* **Job**: Find every line of the listing below where "小朋友们" appears, and copy it.

* **Materials provided**:
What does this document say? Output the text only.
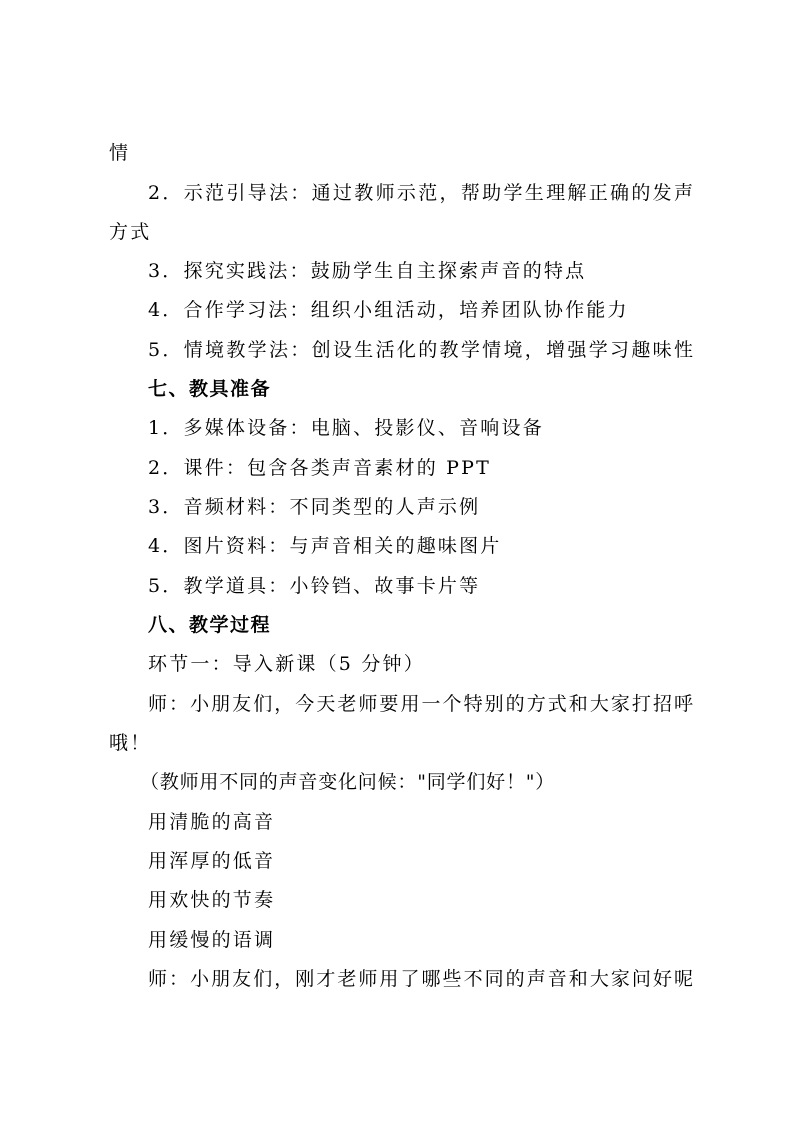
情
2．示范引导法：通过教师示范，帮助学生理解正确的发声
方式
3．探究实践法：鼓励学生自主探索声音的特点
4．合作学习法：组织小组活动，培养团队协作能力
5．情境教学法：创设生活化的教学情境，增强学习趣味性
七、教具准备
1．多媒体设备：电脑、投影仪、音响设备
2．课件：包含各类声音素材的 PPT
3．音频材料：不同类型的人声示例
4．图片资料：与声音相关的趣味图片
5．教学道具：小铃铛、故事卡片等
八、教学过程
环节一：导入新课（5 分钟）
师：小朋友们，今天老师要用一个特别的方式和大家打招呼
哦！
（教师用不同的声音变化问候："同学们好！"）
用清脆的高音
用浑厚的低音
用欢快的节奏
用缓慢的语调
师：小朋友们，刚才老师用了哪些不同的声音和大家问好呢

* **Solution for this task**:
师：小朋友们，今天老师要用一个特别的方式和大家打招呼
师：小朋友们，刚才老师用了哪些不同的声音和大家问好呢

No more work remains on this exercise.